[Given request] Work out how many lines of the listing hold "systems", then state only that count.

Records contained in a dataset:
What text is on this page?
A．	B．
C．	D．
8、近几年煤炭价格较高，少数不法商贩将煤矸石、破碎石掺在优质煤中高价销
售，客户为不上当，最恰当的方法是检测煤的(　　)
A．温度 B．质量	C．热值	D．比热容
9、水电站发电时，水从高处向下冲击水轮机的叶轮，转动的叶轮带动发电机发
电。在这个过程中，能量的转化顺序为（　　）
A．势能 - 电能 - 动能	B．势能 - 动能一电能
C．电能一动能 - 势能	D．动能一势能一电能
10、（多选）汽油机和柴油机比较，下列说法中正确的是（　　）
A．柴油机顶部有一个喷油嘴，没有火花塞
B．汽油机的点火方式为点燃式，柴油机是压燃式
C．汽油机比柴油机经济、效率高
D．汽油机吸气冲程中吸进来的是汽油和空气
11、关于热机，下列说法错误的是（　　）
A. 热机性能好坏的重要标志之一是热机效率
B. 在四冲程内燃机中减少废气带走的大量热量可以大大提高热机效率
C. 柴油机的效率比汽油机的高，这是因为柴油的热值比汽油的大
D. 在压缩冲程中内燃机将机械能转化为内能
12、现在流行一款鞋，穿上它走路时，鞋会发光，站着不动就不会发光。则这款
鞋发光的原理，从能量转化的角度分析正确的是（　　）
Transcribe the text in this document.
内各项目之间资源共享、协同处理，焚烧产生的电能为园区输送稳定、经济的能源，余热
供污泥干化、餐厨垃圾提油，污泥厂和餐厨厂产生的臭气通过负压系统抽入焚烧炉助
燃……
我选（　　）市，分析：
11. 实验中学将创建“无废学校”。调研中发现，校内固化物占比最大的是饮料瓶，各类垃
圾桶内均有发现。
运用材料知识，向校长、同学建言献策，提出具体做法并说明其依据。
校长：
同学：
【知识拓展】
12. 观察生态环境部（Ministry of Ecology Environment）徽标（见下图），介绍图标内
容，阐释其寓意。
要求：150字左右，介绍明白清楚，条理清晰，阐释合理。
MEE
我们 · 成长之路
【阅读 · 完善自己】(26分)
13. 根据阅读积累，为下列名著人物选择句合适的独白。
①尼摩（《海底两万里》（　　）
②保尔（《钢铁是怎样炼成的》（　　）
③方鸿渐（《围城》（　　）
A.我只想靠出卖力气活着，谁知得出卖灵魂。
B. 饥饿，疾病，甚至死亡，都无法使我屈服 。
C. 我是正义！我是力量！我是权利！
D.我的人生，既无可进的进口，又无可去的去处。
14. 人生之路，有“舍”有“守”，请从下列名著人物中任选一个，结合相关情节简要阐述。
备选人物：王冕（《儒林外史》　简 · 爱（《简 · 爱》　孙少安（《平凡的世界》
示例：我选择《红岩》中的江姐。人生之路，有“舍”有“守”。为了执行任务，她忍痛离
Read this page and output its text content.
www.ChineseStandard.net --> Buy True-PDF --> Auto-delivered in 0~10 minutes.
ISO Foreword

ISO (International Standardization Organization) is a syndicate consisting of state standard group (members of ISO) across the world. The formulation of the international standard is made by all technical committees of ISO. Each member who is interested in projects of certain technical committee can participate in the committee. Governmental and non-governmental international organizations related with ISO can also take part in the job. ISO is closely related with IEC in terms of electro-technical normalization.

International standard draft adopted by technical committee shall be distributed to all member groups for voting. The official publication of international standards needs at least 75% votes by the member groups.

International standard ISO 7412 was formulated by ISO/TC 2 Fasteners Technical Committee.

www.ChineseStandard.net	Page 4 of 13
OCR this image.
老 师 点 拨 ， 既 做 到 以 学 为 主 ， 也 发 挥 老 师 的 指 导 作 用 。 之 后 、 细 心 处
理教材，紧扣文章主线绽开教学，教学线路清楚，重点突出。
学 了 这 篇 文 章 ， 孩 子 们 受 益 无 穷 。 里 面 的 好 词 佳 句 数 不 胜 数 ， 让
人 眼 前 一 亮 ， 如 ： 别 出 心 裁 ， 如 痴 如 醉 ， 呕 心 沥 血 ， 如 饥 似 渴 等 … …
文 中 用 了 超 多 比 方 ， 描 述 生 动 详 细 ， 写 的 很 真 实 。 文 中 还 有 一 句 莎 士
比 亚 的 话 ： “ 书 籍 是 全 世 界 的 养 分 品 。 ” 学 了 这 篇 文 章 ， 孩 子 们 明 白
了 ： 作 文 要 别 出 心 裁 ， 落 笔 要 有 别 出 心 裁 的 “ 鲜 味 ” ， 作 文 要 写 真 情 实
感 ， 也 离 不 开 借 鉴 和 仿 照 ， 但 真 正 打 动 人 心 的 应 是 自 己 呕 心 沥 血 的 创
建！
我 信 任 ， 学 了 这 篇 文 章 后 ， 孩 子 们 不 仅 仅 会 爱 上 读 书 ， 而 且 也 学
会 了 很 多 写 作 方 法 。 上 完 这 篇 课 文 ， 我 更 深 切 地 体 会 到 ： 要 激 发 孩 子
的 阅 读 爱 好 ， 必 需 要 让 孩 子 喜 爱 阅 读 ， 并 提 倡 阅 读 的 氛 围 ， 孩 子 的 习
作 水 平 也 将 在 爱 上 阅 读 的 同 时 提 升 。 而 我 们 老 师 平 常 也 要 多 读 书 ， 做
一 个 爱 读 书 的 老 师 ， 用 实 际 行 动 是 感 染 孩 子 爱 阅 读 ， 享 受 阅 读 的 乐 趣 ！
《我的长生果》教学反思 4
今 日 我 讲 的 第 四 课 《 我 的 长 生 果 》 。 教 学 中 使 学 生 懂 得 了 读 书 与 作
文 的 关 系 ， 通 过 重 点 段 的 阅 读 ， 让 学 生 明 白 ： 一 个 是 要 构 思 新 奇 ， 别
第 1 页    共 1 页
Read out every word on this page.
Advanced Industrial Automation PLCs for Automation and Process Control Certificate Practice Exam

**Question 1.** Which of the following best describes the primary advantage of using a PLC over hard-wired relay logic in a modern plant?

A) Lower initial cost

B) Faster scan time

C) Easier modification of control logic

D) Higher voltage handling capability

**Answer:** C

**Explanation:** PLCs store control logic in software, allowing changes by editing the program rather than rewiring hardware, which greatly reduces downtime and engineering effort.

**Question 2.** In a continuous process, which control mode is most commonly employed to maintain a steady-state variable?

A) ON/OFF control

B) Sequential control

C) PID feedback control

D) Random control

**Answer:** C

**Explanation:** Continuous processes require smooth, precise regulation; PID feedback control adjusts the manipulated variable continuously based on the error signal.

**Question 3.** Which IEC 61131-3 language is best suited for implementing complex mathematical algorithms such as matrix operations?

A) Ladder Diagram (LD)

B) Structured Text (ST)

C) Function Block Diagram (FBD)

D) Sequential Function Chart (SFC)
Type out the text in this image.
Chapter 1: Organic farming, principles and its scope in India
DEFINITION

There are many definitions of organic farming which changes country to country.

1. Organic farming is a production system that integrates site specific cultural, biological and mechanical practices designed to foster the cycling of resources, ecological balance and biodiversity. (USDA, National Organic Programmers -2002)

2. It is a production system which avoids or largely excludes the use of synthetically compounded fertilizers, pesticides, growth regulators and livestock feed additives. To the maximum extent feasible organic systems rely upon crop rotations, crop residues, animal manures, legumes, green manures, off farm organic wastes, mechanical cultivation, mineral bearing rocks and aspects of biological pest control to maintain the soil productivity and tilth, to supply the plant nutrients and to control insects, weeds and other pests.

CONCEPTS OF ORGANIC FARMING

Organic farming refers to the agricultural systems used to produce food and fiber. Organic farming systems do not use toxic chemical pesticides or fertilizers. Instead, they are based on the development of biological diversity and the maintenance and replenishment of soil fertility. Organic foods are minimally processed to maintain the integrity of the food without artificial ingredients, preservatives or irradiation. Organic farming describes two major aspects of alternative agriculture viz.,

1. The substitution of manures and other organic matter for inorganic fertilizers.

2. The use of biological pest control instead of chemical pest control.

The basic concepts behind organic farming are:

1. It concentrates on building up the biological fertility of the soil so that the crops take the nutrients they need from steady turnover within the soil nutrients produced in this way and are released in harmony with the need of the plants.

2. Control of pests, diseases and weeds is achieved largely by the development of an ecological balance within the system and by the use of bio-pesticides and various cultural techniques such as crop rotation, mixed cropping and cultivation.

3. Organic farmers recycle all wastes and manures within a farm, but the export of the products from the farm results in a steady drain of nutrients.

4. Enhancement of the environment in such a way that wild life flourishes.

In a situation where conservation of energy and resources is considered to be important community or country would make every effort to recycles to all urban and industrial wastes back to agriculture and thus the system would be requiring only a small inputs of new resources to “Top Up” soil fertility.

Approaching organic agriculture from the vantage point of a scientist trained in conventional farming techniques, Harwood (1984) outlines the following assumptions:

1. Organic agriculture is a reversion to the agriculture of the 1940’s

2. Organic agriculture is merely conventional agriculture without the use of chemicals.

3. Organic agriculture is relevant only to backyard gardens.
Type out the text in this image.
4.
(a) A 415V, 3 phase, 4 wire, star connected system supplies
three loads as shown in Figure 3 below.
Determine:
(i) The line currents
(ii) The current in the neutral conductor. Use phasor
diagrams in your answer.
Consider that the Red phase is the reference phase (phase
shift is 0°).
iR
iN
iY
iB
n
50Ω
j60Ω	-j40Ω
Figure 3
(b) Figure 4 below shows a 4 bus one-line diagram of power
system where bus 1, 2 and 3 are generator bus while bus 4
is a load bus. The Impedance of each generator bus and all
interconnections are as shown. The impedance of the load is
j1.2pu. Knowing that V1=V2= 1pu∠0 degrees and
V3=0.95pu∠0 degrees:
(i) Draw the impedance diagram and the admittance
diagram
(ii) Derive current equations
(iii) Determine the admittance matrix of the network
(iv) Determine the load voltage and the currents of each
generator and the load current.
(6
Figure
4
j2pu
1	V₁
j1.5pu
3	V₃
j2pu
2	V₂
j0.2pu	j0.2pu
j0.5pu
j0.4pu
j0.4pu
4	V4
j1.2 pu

[Correct answer] 2